* [SHORT PROBLEM] Which lines in the records below contain the word "marker"? Copy each of them.

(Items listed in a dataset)
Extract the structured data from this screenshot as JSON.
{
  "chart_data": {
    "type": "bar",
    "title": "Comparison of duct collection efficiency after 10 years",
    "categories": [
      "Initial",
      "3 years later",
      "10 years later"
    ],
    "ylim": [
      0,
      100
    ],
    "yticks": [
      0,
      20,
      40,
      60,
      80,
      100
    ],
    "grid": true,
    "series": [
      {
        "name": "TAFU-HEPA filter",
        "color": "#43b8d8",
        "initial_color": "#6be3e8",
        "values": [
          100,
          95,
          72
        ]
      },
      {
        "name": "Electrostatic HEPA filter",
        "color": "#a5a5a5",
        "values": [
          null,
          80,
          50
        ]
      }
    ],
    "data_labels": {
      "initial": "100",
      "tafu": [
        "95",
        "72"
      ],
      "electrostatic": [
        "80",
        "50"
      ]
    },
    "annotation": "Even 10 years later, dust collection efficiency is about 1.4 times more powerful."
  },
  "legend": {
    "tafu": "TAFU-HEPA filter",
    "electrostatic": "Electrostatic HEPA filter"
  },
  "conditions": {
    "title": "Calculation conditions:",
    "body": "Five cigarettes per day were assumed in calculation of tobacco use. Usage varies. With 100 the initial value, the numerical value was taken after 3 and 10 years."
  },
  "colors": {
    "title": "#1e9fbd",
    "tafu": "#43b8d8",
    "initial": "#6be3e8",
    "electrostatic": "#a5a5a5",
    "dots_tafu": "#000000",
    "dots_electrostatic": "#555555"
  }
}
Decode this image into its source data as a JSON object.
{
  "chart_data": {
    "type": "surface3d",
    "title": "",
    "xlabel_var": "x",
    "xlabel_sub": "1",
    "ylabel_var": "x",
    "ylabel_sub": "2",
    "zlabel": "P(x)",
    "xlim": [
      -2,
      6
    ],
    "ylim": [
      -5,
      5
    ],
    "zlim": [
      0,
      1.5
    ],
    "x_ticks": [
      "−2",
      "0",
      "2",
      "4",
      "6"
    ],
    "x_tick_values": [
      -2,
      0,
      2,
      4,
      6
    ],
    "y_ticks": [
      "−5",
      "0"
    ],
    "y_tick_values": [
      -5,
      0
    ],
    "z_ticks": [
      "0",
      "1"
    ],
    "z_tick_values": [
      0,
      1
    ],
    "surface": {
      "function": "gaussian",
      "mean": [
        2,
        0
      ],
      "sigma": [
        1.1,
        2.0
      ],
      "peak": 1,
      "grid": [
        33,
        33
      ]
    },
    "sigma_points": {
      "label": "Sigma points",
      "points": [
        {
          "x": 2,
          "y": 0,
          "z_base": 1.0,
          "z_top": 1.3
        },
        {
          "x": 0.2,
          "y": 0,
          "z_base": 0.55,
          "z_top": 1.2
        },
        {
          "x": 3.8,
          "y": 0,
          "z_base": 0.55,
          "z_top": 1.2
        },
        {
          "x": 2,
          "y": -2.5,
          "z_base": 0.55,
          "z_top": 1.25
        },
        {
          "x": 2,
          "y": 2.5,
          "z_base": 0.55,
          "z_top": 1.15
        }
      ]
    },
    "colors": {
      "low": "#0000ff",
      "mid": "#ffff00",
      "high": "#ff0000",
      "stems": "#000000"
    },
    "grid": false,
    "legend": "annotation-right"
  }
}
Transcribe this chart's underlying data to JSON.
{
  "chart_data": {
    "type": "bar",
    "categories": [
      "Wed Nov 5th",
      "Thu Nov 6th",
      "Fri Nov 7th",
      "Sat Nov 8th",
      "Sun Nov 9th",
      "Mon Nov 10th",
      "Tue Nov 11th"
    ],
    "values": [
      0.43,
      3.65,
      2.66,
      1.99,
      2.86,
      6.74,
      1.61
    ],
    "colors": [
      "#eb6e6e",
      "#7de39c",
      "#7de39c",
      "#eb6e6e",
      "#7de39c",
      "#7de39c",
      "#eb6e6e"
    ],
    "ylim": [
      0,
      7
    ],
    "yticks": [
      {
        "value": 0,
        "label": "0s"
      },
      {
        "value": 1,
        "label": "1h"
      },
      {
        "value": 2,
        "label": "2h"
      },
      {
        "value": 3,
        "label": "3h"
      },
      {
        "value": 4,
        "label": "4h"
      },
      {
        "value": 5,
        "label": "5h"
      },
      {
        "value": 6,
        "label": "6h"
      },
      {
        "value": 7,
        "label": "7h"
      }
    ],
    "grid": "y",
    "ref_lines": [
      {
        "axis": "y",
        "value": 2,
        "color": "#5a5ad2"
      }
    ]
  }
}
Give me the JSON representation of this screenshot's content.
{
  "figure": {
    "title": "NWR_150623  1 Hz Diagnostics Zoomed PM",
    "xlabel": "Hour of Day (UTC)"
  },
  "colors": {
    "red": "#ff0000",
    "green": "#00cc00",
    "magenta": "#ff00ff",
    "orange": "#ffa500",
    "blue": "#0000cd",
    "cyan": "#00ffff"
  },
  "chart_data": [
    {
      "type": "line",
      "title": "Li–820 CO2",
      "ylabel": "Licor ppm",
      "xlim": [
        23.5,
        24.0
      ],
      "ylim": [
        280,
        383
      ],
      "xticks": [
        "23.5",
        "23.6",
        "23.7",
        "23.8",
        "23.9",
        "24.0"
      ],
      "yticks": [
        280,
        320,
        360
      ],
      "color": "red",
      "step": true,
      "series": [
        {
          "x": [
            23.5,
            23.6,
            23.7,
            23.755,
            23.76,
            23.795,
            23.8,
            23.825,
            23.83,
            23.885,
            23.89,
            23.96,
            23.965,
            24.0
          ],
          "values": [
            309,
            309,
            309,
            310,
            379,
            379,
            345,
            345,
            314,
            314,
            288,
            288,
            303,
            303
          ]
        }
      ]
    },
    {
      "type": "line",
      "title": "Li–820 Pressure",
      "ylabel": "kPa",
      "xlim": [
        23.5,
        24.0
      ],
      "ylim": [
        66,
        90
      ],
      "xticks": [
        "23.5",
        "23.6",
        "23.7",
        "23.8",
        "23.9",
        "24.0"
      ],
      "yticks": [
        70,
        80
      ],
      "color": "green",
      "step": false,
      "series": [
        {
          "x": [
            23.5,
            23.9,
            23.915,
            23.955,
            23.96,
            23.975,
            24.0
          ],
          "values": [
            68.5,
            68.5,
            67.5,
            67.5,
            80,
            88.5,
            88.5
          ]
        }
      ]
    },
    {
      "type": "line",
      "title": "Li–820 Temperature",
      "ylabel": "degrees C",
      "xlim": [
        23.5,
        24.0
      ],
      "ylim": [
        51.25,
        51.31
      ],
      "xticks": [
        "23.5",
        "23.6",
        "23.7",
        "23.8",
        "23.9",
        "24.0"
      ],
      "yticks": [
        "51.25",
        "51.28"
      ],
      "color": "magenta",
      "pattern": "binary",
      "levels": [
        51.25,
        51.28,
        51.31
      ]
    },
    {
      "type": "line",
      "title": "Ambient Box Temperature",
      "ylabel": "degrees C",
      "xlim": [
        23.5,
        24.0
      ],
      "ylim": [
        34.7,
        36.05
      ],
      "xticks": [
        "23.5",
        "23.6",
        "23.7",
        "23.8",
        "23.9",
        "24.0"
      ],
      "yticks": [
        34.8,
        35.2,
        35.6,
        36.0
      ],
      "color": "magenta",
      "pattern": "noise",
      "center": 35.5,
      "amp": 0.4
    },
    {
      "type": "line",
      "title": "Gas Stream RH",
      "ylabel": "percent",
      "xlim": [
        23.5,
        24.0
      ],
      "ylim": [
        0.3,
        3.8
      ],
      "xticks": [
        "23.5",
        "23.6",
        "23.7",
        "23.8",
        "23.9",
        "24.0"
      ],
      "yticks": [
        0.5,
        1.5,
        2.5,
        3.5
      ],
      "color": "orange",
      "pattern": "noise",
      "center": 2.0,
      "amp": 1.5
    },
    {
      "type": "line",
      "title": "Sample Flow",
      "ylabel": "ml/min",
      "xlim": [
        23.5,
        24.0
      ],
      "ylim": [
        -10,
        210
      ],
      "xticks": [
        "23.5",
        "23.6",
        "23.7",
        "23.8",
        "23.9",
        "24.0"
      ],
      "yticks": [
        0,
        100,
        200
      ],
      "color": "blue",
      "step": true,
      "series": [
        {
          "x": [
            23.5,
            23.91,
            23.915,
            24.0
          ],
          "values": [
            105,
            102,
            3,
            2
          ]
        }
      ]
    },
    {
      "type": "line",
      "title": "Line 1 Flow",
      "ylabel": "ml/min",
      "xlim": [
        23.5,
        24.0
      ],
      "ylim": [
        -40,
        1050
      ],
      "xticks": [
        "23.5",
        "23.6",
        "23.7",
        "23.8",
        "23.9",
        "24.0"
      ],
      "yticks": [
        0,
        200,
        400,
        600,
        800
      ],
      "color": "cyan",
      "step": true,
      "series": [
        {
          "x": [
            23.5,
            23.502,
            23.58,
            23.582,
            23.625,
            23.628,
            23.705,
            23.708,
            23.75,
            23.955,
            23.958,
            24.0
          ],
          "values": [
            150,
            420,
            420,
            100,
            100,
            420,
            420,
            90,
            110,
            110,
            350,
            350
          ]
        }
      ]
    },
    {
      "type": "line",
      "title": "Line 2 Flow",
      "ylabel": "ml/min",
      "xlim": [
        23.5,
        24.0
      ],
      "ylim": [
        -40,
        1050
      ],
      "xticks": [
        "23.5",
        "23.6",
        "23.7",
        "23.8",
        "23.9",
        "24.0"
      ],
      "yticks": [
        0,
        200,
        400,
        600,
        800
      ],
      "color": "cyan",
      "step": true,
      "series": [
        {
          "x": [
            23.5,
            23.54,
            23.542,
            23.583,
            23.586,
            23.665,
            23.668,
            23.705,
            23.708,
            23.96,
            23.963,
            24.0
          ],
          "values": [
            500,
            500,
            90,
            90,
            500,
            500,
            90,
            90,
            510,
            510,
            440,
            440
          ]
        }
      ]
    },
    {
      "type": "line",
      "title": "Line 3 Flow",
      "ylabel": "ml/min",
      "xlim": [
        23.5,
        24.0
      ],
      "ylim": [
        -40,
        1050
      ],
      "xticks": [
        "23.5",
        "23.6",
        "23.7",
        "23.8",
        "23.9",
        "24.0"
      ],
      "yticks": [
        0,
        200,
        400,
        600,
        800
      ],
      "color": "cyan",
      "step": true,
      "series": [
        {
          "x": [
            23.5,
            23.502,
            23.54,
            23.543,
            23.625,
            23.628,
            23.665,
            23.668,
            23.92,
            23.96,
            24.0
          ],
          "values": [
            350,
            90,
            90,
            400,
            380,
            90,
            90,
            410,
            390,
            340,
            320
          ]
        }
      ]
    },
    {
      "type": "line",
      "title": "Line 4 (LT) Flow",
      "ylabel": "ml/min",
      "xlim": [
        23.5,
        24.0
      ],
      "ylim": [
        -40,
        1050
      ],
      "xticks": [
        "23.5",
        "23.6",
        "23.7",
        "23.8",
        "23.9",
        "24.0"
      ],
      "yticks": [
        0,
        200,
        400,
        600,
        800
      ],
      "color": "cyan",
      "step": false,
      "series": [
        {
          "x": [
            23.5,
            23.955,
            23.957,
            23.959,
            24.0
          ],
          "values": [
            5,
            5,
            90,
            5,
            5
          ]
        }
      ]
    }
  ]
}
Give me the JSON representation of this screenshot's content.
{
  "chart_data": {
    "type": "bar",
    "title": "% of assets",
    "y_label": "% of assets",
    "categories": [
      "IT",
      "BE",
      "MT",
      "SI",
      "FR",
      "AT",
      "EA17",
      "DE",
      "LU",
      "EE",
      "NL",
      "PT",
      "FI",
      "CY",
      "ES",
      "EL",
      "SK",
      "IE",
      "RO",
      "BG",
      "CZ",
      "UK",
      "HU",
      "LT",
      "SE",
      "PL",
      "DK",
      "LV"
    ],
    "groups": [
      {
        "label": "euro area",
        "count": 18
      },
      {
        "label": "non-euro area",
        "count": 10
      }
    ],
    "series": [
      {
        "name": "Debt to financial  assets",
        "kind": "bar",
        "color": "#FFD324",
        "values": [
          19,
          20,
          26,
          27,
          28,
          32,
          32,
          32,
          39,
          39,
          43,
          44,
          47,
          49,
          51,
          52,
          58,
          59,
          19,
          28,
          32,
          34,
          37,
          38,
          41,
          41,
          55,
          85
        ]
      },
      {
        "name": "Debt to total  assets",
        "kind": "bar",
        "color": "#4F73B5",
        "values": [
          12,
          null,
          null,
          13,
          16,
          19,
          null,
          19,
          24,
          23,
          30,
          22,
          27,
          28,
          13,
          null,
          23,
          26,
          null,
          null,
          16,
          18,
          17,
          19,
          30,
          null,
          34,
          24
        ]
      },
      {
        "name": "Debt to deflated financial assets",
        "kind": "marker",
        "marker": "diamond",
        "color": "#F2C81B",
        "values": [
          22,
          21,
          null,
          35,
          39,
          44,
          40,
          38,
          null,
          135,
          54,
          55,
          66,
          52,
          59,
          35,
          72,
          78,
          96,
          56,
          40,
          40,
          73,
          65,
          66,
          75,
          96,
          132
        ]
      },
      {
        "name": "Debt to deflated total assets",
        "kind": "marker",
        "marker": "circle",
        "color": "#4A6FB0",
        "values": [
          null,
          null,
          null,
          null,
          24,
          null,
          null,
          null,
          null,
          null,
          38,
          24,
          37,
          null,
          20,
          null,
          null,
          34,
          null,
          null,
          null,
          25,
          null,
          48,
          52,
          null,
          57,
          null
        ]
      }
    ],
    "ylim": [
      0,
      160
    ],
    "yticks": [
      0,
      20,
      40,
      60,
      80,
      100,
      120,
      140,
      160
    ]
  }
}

* [CORRECT OUTPUT]
        "kind": "marker",
        "marker": "diamond",
        "kind": "marker",
        "marker": "circle",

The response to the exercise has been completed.